Write out the data again in full, exactly as it reads.

The input ::
* * * * *
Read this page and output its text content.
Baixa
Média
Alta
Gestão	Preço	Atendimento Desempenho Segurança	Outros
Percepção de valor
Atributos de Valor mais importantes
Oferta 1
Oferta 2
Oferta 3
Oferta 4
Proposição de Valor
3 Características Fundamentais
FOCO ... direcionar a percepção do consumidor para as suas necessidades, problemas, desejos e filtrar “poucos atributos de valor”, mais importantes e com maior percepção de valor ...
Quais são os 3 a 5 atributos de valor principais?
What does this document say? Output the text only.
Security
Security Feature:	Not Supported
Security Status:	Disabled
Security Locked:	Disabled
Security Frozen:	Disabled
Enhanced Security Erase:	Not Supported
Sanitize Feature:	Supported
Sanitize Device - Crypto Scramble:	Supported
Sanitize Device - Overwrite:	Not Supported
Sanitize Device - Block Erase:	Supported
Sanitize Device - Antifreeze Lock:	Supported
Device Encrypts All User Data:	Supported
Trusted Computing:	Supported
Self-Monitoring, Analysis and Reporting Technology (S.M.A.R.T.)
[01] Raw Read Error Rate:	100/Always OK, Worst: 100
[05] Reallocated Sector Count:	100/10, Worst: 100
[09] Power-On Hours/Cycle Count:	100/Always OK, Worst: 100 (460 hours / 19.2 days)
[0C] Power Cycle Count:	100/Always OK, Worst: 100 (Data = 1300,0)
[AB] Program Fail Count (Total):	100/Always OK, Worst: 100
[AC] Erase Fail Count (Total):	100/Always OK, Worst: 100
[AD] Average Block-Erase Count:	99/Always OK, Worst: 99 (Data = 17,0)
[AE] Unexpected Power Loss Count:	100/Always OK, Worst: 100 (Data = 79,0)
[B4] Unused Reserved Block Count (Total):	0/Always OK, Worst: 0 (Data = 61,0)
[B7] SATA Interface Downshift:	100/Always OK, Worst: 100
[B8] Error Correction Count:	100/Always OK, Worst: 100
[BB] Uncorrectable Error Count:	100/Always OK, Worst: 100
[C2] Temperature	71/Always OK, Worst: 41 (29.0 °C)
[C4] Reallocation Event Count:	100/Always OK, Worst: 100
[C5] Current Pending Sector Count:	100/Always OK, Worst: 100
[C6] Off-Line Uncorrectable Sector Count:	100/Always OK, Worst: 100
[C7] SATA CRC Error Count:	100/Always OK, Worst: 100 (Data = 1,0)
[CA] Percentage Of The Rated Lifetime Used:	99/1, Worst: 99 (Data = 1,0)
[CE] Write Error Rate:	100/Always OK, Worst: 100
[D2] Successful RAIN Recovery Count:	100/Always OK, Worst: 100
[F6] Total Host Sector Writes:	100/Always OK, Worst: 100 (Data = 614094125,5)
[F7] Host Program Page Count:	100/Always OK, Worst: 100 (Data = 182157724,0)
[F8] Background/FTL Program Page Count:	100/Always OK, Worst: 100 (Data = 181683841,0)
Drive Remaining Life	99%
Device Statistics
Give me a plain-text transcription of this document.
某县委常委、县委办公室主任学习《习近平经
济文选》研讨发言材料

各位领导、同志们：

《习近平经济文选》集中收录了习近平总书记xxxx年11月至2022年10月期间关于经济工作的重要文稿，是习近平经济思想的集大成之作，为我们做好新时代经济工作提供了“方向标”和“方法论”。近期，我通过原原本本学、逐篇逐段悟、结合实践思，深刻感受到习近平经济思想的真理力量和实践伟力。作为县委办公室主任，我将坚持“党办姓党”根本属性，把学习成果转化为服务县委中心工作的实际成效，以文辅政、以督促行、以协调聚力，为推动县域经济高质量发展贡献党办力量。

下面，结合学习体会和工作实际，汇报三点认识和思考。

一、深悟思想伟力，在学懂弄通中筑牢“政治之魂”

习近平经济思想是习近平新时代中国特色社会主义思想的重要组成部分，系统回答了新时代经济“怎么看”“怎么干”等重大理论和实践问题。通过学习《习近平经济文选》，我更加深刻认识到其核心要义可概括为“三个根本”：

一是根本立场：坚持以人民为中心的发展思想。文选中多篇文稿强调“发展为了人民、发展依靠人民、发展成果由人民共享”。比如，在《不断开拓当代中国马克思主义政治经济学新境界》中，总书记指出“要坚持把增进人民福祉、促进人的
* * * * *
Correct answer ::
Read this page and output its text content.
Baixa
Média
Alta
Gestão	Preço	Atendimento Desempenho Segurança	Outros
Percepção de valor
Atributos de Valor mais importantes
Oferta 1
Oferta 2
Oferta 3
Oferta 4
Proposição de Valor
3 Características Fundamentais
FOCO ... direcionar a percepção do consumidor para as suas necessidades, problemas, desejos e filtrar “poucos atributos de valor”, mais importantes e com maior percepção de valor ...
Quais são os 3 a 5 atributos de valor principais?
What does this document say? Output the text only.
Security
Security Feature:	Not Supported
Security Status:	Disabled
Security Locked:	Disabled
Security Frozen:	Disabled
Enhanced Security Erase:	Not Supported
Sanitize Feature:	Supported
Sanitize Device - Crypto Scramble:	Supported
Sanitize Device - Overwrite:	Not Supported
Sanitize Device - Block Erase:	Supported
Sanitize Device - Antifreeze Lock:	Supported
Device Encrypts All User Data:	Supported
Trusted Computing:	Supported
Self-Monitoring, Analysis and Reporting Technology (S.M.A.R.T.)
[01] Raw Read Error Rate:	100/Always OK, Worst: 100
[05] Reallocated Sector Count:	100/10, Worst: 100
[09] Power-On Hours/Cycle Count:	100/Always OK, Worst: 100 (460 hours / 19.2 days)
[0C] Power Cycle Count:	100/Always OK, Worst: 100 (Data = 1300,0)
[AB] Program Fail Count (Total):	100/Always OK, Worst: 100
[AC] Erase Fail Count (Total):	100/Always OK, Worst: 100
[AD] Average Block-Erase Count:	99/Always OK, Worst: 99 (Data = 17,0)
[AE] Unexpected Power Loss Count:	100/Always OK, Worst: 100 (Data = 79,0)
[B4] Unused Reserved Block Count (Total):	0/Always OK, Worst: 0 (Data = 61,0)
[B7] SATA Interface Downshift:	100/Always OK, Worst: 100
[B8] Error Correction Count:	100/Always OK, Worst: 100
[BB] Uncorrectable Error Count:	100/Always OK, Worst: 100
[C2] Temperature	71/Always OK, Worst: 41 (29.0 °C)
[C4] Reallocation Event Count:	100/Always OK, Worst: 100
[C5] Current Pending Sector Count:	100/Always OK, Worst: 100
[C6] Off-Line Uncorrectable Sector Count:	100/Always OK, Worst: 100
[C7] SATA CRC Error Count:	100/Always OK, Worst: 100 (Data = 1,0)
[CA] Percentage Of The Rated Lifetime Used:	99/1, Worst: 99 (Data = 1,0)
[CE] Write Error Rate:	100/Always OK, Worst: 100
[D2] Successful RAIN Recovery Count:	100/Always OK, Worst: 100
[F6] Total Host Sector Writes:	100/Always OK, Worst: 100 (Data = 614094125,5)
[F7] Host Program Page Count:	100/Always OK, Worst: 100 (Data = 182157724,0)
[F8] Background/FTL Program Page Count:	100/Always OK, Worst: 100 (Data = 181683841,0)
Drive Remaining Life	99%
Device Statistics
Give me a plain-text transcription of this document.
某县委常委、县委办公室主任学习《习近平经
济文选》研讨发言材料

各位领导、同志们：

《习近平经济文选》集中收录了习近平总书记xxxx年11月至2022年10月期间关于经济工作的重要文稿，是习近平经济思想的集大成之作，为我们做好新时代经济工作提供了“方向标”和“方法论”。近期，我通过原原本本学、逐篇逐段悟、结合实践思，深刻感受到习近平经济思想的真理力量和实践伟力。作为县委办公室主任，我将坚持“党办姓党”根本属性，把学习成果转化为服务县委中心工作的实际成效，以文辅政、以督促行、以协调聚力，为推动县域经济高质量发展贡献党办力量。

下面，结合学习体会和工作实际，汇报三点认识和思考。

一、深悟思想伟力，在学懂弄通中筑牢“政治之魂”

习近平经济思想是习近平新时代中国特色社会主义思想的重要组成部分，系统回答了新时代经济“怎么看”“怎么干”等重大理论和实践问题。通过学习《习近平经济文选》，我更加深刻认识到其核心要义可概括为“三个根本”：

一是根本立场：坚持以人民为中心的发展思想。文选中多篇文稿强调“发展为了人民、发展依靠人民、发展成果由人民共享”。比如，在《不断开拓当代中国马克思主义政治经济学新境界》中，总书记指出“要坚持把增进人民福祉、促进人的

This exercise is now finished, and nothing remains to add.